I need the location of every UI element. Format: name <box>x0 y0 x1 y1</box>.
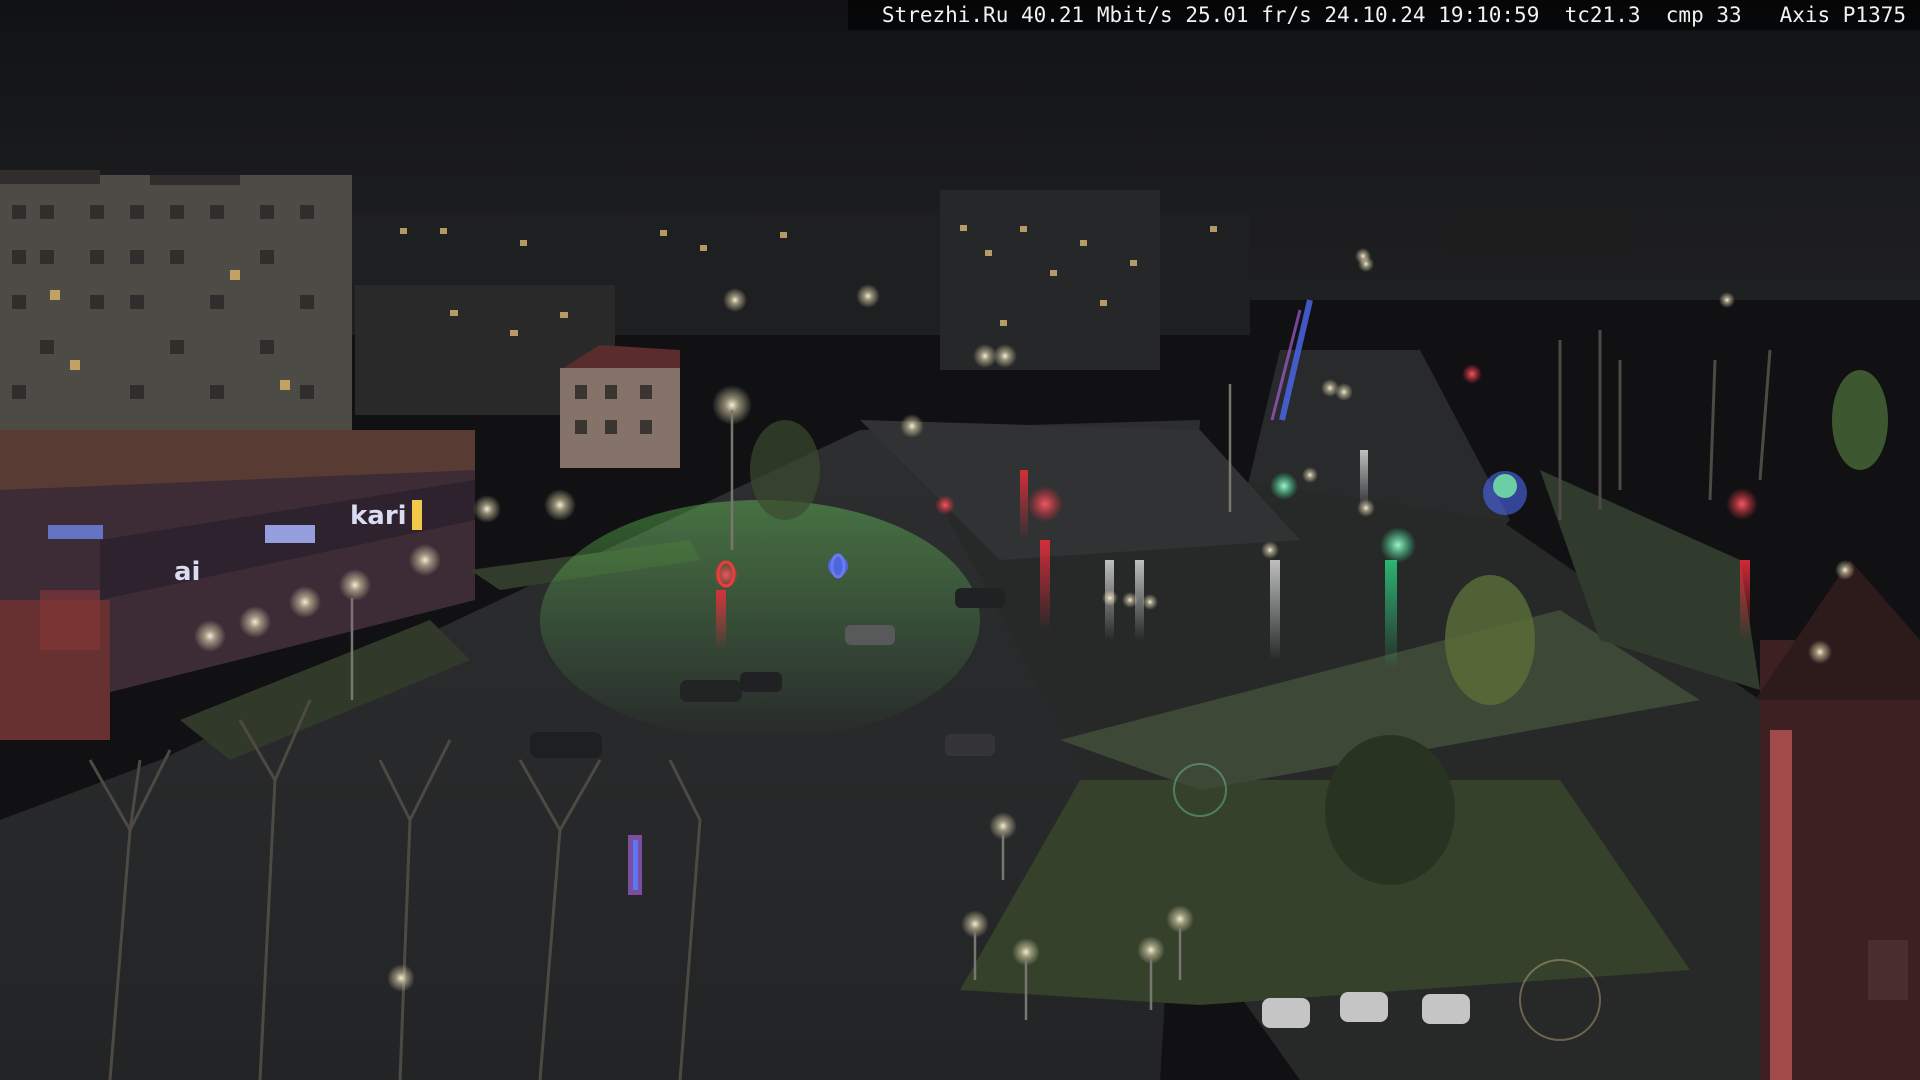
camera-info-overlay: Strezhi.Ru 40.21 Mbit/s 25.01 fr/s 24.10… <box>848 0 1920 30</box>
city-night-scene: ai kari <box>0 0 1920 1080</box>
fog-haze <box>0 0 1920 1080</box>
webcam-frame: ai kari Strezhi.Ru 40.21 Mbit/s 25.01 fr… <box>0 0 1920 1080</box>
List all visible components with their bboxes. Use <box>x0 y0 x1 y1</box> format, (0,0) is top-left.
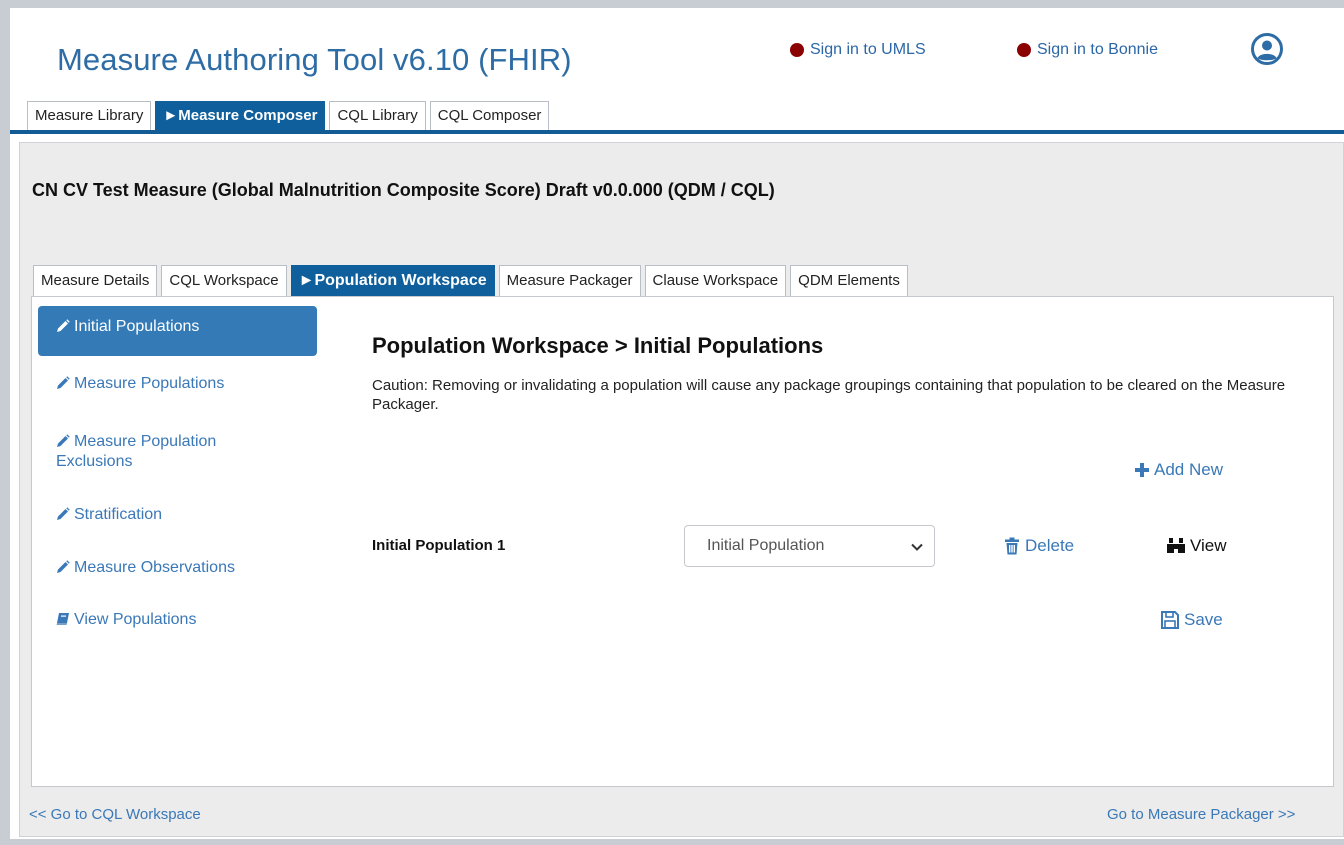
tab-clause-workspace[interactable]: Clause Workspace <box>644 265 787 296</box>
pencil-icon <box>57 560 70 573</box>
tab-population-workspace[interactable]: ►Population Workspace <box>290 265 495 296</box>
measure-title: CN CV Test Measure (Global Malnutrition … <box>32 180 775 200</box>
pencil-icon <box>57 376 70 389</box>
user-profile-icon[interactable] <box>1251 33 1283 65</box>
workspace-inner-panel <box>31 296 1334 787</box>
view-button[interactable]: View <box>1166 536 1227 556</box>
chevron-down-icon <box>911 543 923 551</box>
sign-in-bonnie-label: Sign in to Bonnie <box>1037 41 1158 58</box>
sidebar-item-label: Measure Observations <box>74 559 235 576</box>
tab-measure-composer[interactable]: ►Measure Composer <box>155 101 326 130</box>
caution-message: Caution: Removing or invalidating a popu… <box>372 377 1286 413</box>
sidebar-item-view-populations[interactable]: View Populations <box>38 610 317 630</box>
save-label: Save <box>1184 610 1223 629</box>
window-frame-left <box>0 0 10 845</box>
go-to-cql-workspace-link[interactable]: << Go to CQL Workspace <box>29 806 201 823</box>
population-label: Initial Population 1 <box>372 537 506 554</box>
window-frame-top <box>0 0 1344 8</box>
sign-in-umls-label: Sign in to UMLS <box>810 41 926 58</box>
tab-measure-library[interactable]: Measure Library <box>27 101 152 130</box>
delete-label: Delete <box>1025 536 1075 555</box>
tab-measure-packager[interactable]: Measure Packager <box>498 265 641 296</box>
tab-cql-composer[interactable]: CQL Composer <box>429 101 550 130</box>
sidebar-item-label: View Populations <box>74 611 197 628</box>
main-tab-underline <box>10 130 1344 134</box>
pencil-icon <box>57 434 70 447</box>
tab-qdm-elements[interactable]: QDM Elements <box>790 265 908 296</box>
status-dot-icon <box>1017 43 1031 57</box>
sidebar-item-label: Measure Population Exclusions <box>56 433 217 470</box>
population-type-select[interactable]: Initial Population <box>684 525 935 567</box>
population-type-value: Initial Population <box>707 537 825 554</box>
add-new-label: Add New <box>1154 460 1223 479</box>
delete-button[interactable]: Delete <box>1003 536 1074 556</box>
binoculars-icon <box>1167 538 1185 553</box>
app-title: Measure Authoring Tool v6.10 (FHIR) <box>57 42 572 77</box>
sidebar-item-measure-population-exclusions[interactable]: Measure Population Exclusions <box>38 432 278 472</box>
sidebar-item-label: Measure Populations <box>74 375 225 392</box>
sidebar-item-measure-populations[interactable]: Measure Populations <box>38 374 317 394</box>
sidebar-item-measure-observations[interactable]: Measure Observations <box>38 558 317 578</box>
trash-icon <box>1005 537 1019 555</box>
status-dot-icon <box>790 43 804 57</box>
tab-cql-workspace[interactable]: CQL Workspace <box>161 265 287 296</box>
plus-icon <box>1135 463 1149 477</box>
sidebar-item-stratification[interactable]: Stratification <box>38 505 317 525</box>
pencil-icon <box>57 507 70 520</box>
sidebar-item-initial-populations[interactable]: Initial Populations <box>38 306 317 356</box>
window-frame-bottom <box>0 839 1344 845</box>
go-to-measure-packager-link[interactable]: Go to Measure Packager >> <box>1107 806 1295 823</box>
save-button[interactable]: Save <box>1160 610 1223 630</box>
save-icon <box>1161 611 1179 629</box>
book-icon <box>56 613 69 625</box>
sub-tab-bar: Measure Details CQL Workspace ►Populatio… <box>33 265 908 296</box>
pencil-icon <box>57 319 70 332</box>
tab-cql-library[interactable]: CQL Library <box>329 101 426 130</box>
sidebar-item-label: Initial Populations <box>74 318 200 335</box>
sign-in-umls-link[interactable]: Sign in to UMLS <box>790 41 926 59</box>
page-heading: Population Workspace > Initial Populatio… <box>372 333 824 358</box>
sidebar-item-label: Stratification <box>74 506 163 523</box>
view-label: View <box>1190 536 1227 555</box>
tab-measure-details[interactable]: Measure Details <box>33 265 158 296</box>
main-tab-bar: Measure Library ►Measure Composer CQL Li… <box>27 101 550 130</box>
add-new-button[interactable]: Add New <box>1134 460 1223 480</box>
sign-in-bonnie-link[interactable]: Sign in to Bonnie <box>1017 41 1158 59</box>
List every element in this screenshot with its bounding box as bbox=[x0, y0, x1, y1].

***

Put every line of the items above into a numbered list, leaving out blank lines and the pictures.

1. I need the location of every UI element. Format: name <box>x0 y0 x1 y1</box>.
2. camera-info-overlay: Strezhi.Ru 40.21 Mbit/s 25.01 fr/s 24.10… <box>848 0 1920 30</box>
3. city-night-scene: ai kari <box>0 0 1920 1080</box>
4. fog-haze <box>0 0 1920 1080</box>
5. webcam-frame: ai kari Strezhi.Ru 40.21 Mbit/s 25.01 fr… <box>0 0 1920 1080</box>
6. List all visible components with their bboxes. Use <box>x0 y0 x1 y1</box> format, (0,0) is top-left.
7. tab-clause-workspace[interactable]: Clause Workspace <box>644 265 787 296</box>
8. pencil-icon <box>57 560 70 573</box>
9. tab-population-workspace[interactable]: ►Population Workspace <box>290 265 495 296</box>
10. measure-title: CN CV Test Measure (Global Malnutrition … <box>32 180 775 200</box>
11. pencil-icon <box>57 376 70 389</box>
12. user-profile-icon[interactable] <box>1251 33 1283 65</box>
13. workspace-inner-panel <box>31 296 1334 787</box>
14. view-button[interactable]: View <box>1166 536 1227 556</box>
15. chevron-down-icon <box>911 543 923 551</box>
16. sign-in-bonnie-label: Sign in to Bonnie <box>1037 41 1158 58</box>
17. sidebar-item-label: Measure Observations <box>74 559 235 576</box>
18. tab-measure-composer[interactable]: ►Measure Composer <box>155 101 326 130</box>
19. caution-message: Caution: Removing or invalidating a popu… <box>372 377 1286 413</box>
20. sidebar-item-view-populations[interactable]: View Populations <box>38 610 317 630</box>
21. save-label: Save <box>1184 610 1223 629</box>
22. window-frame-left <box>0 0 10 845</box>
23. go-to-cql-workspace-link[interactable]: << Go to CQL Workspace <box>29 806 201 823</box>
24. population-label: Initial Population 1 <box>372 537 506 554</box>
25. window-frame-top <box>0 0 1344 8</box>
26. sign-in-umls-label: Sign in to UMLS <box>810 41 926 58</box>
27. tab-measure-library[interactable]: Measure Library <box>27 101 152 130</box>
28. delete-label: Delete <box>1025 536 1075 555</box>
29. tab-measure-packager[interactable]: Measure Packager <box>498 265 641 296</box>
30. tab-cql-composer[interactable]: CQL Composer <box>429 101 550 130</box>
31. sidebar-item-label: View Populations <box>74 611 197 628</box>
32. main-tab-underline <box>10 130 1344 134</box>
33. pencil-icon <box>57 434 70 447</box>
34. tab-qdm-elements[interactable]: QDM Elements <box>790 265 908 296</box>
35. status-dot-icon <box>1017 43 1031 57</box>
36. sidebar-item-label: Measure Population Exclusions <box>56 433 217 470</box>
37. population-type-select[interactable]: Initial Population <box>684 525 935 567</box>
38. population-type-value: Initial Population <box>707 537 825 554</box>
39. add-new-label: Add New <box>1154 460 1223 479</box>
40. delete-button[interactable]: Delete <box>1003 536 1074 556</box>
41. binoculars-icon <box>1167 538 1185 553</box>
42. app-title: Measure Authoring Tool v6.10 (FHIR) <box>57 42 572 77</box>
43. sidebar-item-measure-population-exclusions[interactable]: Measure Population Exclusions <box>38 432 278 472</box>
44. sidebar-item-label: Measure Populations <box>74 375 225 392</box>
45. sidebar-item-measure-populations[interactable]: Measure Populations <box>38 374 317 394</box>
46. sidebar-item-measure-observations[interactable]: Measure Observations <box>38 558 317 578</box>
47. trash-icon <box>1005 537 1019 555</box>
48. status-dot-icon <box>790 43 804 57</box>
49. tab-cql-workspace[interactable]: CQL Workspace <box>161 265 287 296</box>
50. plus-icon <box>1135 463 1149 477</box>
51. sidebar-item-stratification[interactable]: Stratification <box>38 505 317 525</box>
52. pencil-icon <box>57 507 70 520</box>
53. sidebar-item-initial-populations[interactable]: Initial Populations <box>38 306 317 356</box>
54. window-frame-bottom <box>0 839 1344 845</box>
55. go-to-measure-packager-link[interactable]: Go to Measure Packager >> <box>1107 806 1295 823</box>
56. save-button[interactable]: Save <box>1160 610 1223 630</box>
57. save-icon <box>1161 611 1179 629</box>
58. book-icon <box>56 613 69 625</box>
59. sub-tab-bar: Measure Details CQL Workspace ►Populatio… <box>33 265 908 296</box>
60. pencil-icon <box>57 319 70 332</box>
61. tab-cql-library[interactable]: CQL Library <box>329 101 426 130</box>
62. sidebar-item-label: Initial Populations <box>74 318 200 335</box>
63. sign-in-umls-link[interactable]: Sign in to UMLS <box>790 41 926 59</box>
64. page-heading: Population Workspace > Initial Populatio… <box>372 333 824 358</box>
65. sidebar-item-label: Stratification <box>74 506 163 523</box>
66. view-label: View <box>1190 536 1227 555</box>
67. tab-measure-details[interactable]: Measure Details <box>33 265 158 296</box>
68. main-tab-bar: Measure Library ►Measure Composer CQL Li… <box>27 101 550 130</box>
69. add-new-button[interactable]: Add New <box>1134 460 1223 480</box>
70. sign-in-bonnie-link[interactable]: Sign in to Bonnie <box>1017 41 1158 59</box>
71. List every element in this screenshot with its bounding box as bbox=[x0, y0, x1, y1].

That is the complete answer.